## Exercise objective
Reproduce each line of the material exactly, minus any picture.

## Dataset excerpts
★ ★ ★ ★

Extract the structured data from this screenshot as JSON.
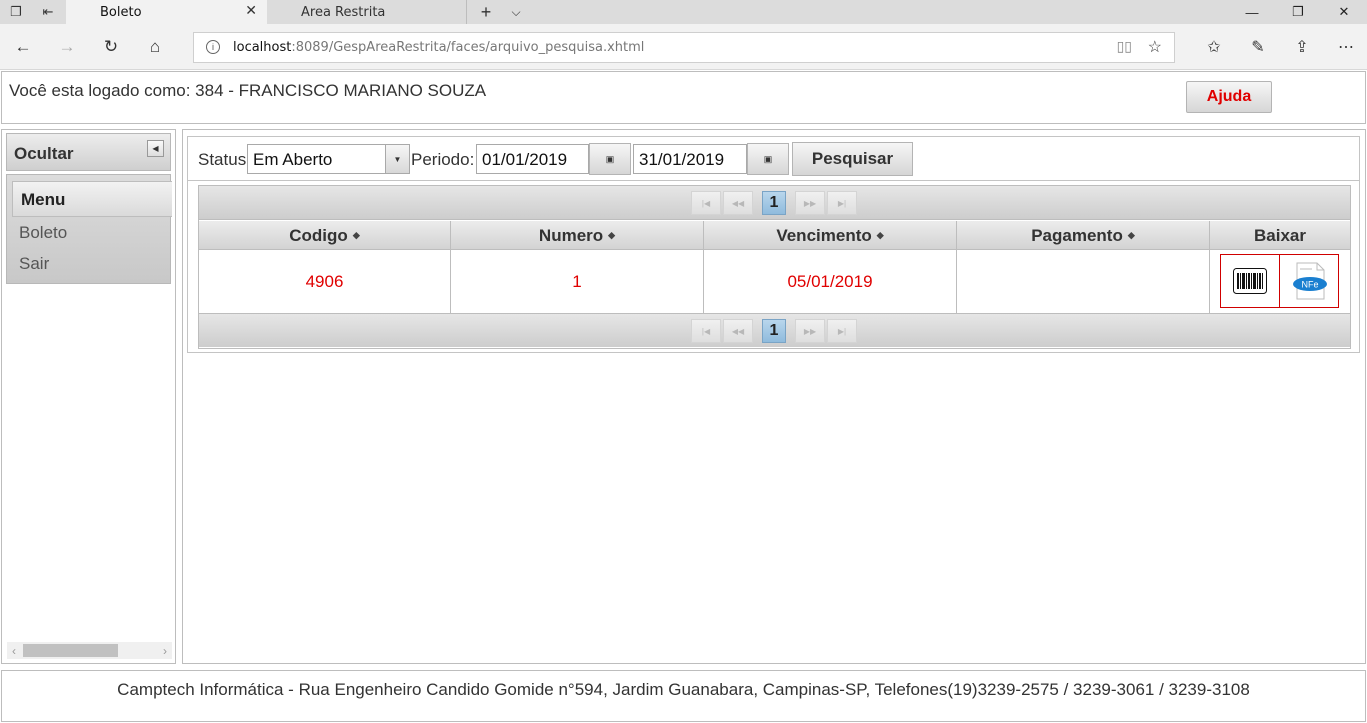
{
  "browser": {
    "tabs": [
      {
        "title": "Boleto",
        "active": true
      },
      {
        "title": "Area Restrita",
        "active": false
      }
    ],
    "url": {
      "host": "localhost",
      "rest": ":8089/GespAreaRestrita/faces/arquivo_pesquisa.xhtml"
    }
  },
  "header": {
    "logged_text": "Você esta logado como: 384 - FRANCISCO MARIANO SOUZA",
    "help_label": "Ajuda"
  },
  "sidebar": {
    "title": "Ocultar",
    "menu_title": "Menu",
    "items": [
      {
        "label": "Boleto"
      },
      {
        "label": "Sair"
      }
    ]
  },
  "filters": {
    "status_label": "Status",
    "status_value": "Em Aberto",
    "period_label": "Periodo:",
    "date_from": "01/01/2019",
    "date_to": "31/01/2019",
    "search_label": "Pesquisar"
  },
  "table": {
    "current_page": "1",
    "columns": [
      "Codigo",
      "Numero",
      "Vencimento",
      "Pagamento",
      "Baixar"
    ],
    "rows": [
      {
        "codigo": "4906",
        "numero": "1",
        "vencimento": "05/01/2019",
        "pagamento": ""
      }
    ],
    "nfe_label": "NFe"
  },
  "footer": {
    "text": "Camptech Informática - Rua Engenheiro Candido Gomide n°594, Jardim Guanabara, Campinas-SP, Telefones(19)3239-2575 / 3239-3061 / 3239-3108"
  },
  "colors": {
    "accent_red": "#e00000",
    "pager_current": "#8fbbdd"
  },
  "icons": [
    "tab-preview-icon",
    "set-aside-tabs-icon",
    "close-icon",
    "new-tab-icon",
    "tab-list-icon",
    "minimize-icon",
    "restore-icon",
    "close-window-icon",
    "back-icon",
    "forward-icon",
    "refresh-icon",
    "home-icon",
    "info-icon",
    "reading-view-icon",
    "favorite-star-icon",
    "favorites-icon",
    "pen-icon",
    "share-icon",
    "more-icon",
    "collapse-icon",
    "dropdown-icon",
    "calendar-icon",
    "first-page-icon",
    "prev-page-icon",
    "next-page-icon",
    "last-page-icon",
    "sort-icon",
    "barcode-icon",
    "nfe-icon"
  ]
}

★ ★ ★ ★

## Exercise result
Extract the structured data from this screenshot as JSON.
{
  "browser": {
    "tabs": [
      {
        "title": "Boleto",
        "active": true
      },
      {
        "title": "Area Restrita",
        "active": false
      }
    ],
    "url": {
      "host": "localhost",
      "rest": ":8089/GespAreaRestrita/faces/arquivo_pesquisa.xhtml"
    }
  },
  "header": {
    "logged_text": "Você esta logado como: 384 - FRANCISCO MARIANO SOUZA",
    "help_label": "Ajuda"
  },
  "sidebar": {
    "title": "Ocultar",
    "menu_title": "Menu",
    "items": [
      {
        "label": "Boleto"
      },
      {
        "label": "Sair"
      }
    ]
  },
  "filters": {
    "status_label": "Status",
    "status_value": "Em Aberto",
    "period_label": "Periodo:",
    "date_from": "01/01/2019",
    "date_to": "31/01/2019",
    "search_label": "Pesquisar"
  },
  "table": {
    "current_page": "1",
    "columns": [
      "Codigo",
      "Numero",
      "Vencimento",
      "Pagamento",
      "Baixar"
    ],
    "rows": [
      {
        "codigo": "4906",
        "numero": "1",
        "vencimento": "05/01/2019",
        "pagamento": ""
      }
    ],
    "nfe_label": "NFe"
  },
  "footer": {
    "text": "Camptech Informática - Rua Engenheiro Candido Gomide n°594, Jardim Guanabara, Campinas-SP, Telefones(19)3239-2575 / 3239-3061 / 3239-3108"
  },
  "colors": {
    "accent_red": "#e00000",
    "pager_current": "#8fbbdd"
  },
  "icons": [
    "tab-preview-icon",
    "set-aside-tabs-icon",
    "close-icon",
    "new-tab-icon",
    "tab-list-icon",
    "minimize-icon",
    "restore-icon",
    "close-window-icon",
    "back-icon",
    "forward-icon",
    "refresh-icon",
    "home-icon",
    "info-icon",
    "reading-view-icon",
    "favorite-star-icon",
    "favorites-icon",
    "pen-icon",
    "share-icon",
    "more-icon",
    "collapse-icon",
    "dropdown-icon",
    "calendar-icon",
    "first-page-icon",
    "prev-page-icon",
    "next-page-icon",
    "last-page-icon",
    "sort-icon",
    "barcode-icon",
    "nfe-icon"
  ]
}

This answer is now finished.